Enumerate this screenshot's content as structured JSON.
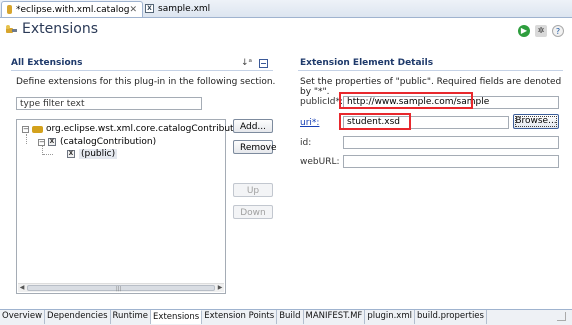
{
  "editor_tabs": [
    {
      "label": "*eclipse.with.xml.catalog",
      "close": "✕",
      "active": true
    },
    {
      "label": "sample.xml",
      "active": false
    }
  ],
  "header": {
    "title": "Extensions"
  },
  "all_extensions": {
    "title": "All Extensions",
    "description": "Define extensions for this plug-in in the following section.",
    "filter_value": "type filter text",
    "tree": [
      {
        "label": "org.eclipse.wst.xml.core.catalogContributions",
        "level": 0,
        "expanded": true
      },
      {
        "label": "(catalogContribution)",
        "level": 1,
        "expanded": true
      },
      {
        "label": "(public)",
        "level": 2,
        "selected": true
      }
    ],
    "buttons": {
      "add": "Add...",
      "remove": "Remove",
      "up": "Up",
      "down": "Down"
    }
  },
  "details": {
    "title": "Extension Element Details",
    "description": "Set the properties of \"public\". Required fields are denoted by \"*\".",
    "fields": {
      "publicId": {
        "label": "publicId*:",
        "value": "http://www.sample.com/sample"
      },
      "uri": {
        "label": "uri*:",
        "value": "student.xsd",
        "browse": "Browse..."
      },
      "id": {
        "label": "id:",
        "value": ""
      },
      "webURL": {
        "label": "webURL:",
        "value": ""
      }
    }
  },
  "bottom_tabs": [
    "Overview",
    "Dependencies",
    "Runtime",
    "Extensions",
    "Extension Points",
    "Build",
    "MANIFEST.MF",
    "plugin.xml",
    "build.properties"
  ],
  "active_bottom_tab": "Extensions",
  "colors": {
    "highlight": "#e8282d",
    "section_title": "#1f3a6b",
    "link": "#1740b5"
  }
}
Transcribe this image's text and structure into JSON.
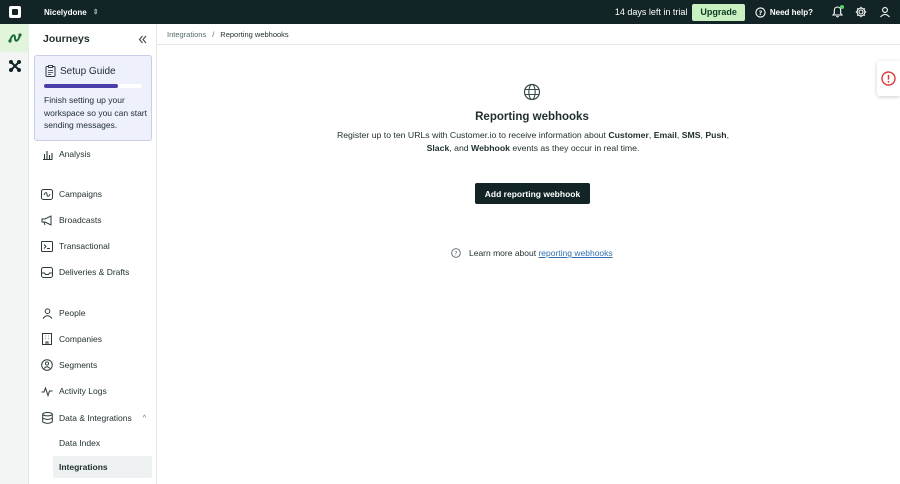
{
  "topbar": {
    "workspace": "Nicelydone",
    "trial_text": "14 days left in trial",
    "upgrade_label": "Upgrade",
    "help_label": "Need help?"
  },
  "sidebar": {
    "title": "Journeys",
    "setup_guide": {
      "title": "Setup Guide",
      "progress": 0.75,
      "text": "Finish setting up your workspace so you can start sending messages."
    },
    "items": [
      {
        "label": "Analysis",
        "icon": "bar-chart-icon"
      },
      {
        "label": "Campaigns",
        "icon": "campaigns-icon"
      },
      {
        "label": "Broadcasts",
        "icon": "megaphone-icon"
      },
      {
        "label": "Transactional",
        "icon": "terminal-icon"
      },
      {
        "label": "Deliveries & Drafts",
        "icon": "inbox-icon"
      },
      {
        "label": "People",
        "icon": "person-icon"
      },
      {
        "label": "Companies",
        "icon": "building-icon"
      },
      {
        "label": "Segments",
        "icon": "segments-icon"
      },
      {
        "label": "Activity Logs",
        "icon": "activity-icon"
      },
      {
        "label": "Data & Integrations",
        "icon": "database-icon"
      }
    ],
    "subitems": [
      {
        "label": "Data Index"
      },
      {
        "label": "Integrations"
      }
    ]
  },
  "breadcrumb": {
    "parent": "Integrations",
    "separator": "/",
    "current": "Reporting webhooks"
  },
  "main": {
    "title": "Reporting webhooks",
    "desc_part1": "Register up to ten URLs with Customer.io to receive information about ",
    "desc_customer": "Customer",
    "desc_sep1": ", ",
    "desc_email": "Email",
    "desc_sep2": ", ",
    "desc_sms": "SMS",
    "desc_sep3": ", ",
    "desc_push": "Push",
    "desc_sep4": ", ",
    "desc_slack": "Slack",
    "desc_and": ", and ",
    "desc_webhook": "Webhook",
    "desc_end": " events as they occur in real time.",
    "add_button": "Add reporting webhook",
    "learn_prefix": "Learn more about ",
    "learn_link": "reporting webhooks"
  },
  "colors": {
    "topbar_bg": "#122426",
    "upgrade_bg": "#c9f0c1",
    "progress_fill": "#4a3fa8",
    "link": "#2e6fb0",
    "alert": "#d93a3a"
  }
}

──────

TASK OBJECTIVE: Within the material above, find the lines that contain the word "Integrations"; copy them.

RESPONSE FOR THIS EXERCISE:
        "label": "Data & Integrations",
        "label": "Integrations"
    "parent": "Integrations",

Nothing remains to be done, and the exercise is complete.